# WHAT YOU SHOULD DO
Search the listing for "this" and copy every line where it appears.
----------------
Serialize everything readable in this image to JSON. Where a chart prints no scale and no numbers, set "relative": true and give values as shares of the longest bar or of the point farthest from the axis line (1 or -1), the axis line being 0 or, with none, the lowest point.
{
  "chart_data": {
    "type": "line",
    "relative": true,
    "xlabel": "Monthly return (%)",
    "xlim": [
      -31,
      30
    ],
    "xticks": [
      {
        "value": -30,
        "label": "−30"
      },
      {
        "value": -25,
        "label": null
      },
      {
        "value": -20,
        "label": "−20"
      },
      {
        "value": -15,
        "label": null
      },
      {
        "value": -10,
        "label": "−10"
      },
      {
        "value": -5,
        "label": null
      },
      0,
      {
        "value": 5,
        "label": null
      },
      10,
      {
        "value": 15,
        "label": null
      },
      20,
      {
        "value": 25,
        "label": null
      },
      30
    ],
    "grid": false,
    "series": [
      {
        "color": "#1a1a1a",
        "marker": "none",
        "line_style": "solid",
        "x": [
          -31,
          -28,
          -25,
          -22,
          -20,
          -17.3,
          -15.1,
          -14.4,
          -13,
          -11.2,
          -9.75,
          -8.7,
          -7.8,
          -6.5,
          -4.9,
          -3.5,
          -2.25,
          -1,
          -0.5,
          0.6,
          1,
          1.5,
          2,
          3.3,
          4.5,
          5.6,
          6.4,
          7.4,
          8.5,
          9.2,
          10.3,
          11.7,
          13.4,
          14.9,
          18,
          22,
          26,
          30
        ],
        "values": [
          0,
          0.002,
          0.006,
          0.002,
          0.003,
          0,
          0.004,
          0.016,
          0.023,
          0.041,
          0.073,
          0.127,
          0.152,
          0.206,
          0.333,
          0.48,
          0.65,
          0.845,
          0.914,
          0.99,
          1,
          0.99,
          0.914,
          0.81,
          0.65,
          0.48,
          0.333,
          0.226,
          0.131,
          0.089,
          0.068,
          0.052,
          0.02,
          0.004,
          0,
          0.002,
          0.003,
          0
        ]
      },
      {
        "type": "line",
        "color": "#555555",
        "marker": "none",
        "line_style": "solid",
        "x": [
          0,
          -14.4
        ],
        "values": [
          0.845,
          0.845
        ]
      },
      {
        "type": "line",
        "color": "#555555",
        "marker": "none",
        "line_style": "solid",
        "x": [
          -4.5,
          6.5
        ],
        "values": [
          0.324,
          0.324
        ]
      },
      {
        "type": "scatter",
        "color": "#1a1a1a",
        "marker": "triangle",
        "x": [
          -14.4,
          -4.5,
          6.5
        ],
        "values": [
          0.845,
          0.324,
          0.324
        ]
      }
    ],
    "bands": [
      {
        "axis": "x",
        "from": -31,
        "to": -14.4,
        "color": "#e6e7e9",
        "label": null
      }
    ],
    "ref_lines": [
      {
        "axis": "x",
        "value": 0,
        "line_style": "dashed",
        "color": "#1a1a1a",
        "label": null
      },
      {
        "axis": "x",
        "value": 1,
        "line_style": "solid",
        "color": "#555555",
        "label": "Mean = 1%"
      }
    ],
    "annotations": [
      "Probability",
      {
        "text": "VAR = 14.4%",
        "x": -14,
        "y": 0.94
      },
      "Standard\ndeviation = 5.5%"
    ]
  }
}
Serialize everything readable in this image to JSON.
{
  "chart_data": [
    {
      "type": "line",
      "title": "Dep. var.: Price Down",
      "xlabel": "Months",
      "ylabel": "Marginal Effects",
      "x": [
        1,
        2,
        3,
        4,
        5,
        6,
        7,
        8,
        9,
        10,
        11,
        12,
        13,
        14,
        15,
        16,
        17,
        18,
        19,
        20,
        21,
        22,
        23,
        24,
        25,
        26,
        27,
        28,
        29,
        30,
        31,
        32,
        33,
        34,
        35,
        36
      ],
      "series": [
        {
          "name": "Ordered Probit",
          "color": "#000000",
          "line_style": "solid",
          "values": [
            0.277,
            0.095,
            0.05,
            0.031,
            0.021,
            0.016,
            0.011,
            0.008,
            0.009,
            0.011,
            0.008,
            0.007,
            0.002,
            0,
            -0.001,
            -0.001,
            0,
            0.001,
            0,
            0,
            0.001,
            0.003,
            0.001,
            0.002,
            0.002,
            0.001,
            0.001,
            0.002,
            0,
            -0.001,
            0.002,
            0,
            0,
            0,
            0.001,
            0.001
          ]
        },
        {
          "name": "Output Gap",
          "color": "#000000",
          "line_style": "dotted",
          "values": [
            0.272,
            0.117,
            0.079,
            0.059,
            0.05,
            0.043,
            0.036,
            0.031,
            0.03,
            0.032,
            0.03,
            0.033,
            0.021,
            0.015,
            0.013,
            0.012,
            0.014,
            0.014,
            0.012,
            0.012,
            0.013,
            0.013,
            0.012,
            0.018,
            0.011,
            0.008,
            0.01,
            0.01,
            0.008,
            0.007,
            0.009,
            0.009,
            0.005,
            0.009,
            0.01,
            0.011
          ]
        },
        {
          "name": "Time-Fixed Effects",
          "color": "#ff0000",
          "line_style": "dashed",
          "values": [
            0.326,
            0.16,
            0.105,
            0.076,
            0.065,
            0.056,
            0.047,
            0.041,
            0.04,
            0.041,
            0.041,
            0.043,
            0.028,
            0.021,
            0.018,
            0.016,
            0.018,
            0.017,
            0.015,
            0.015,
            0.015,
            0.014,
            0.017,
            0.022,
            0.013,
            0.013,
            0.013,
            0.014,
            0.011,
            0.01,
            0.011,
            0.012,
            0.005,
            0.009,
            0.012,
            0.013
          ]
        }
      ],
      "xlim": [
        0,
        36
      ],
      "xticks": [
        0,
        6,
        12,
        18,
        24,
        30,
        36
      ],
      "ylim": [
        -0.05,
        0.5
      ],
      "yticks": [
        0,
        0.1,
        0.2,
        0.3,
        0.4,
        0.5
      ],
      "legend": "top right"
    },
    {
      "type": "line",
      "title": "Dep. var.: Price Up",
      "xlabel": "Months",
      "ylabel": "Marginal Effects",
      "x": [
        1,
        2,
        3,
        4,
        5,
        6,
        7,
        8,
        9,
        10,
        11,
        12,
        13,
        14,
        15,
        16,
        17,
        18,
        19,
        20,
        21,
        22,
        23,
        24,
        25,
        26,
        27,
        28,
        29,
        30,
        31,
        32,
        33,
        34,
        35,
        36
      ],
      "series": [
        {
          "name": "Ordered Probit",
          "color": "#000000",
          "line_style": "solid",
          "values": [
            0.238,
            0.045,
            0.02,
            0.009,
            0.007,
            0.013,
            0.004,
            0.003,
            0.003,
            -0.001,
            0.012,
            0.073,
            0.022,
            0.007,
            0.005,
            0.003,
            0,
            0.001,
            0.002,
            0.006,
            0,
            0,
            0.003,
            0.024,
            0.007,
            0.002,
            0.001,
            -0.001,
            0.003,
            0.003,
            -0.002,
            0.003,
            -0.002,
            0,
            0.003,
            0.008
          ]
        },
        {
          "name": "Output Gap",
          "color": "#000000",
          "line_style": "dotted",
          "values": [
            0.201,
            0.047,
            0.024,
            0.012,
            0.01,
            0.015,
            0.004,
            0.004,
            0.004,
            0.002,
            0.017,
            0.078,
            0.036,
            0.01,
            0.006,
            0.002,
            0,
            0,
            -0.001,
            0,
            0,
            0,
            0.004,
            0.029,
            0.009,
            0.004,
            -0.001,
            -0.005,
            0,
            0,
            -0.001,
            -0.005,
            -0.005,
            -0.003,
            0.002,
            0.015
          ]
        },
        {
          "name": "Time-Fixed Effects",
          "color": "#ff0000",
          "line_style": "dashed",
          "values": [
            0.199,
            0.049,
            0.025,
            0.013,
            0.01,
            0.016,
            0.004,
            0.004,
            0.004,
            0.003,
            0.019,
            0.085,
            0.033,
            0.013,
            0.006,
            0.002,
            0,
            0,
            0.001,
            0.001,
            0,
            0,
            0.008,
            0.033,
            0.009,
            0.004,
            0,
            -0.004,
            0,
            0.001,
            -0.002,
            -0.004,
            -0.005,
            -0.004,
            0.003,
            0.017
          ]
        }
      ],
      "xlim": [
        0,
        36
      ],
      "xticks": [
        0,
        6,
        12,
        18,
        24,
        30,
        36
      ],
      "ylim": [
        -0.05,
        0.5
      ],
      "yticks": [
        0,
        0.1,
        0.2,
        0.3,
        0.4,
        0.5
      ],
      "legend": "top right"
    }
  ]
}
----------------
# WRITTEN REPLY
Serialize everything readable in this image to JSON. Where a chart prints no scale and no numbers, set "relative": true and give values as shares of the longest bar or of the point farthest from the axis line (1 or -1), the axis line being 0 or, with none, the lowest point.
Serialize everything readable in this image to JSON.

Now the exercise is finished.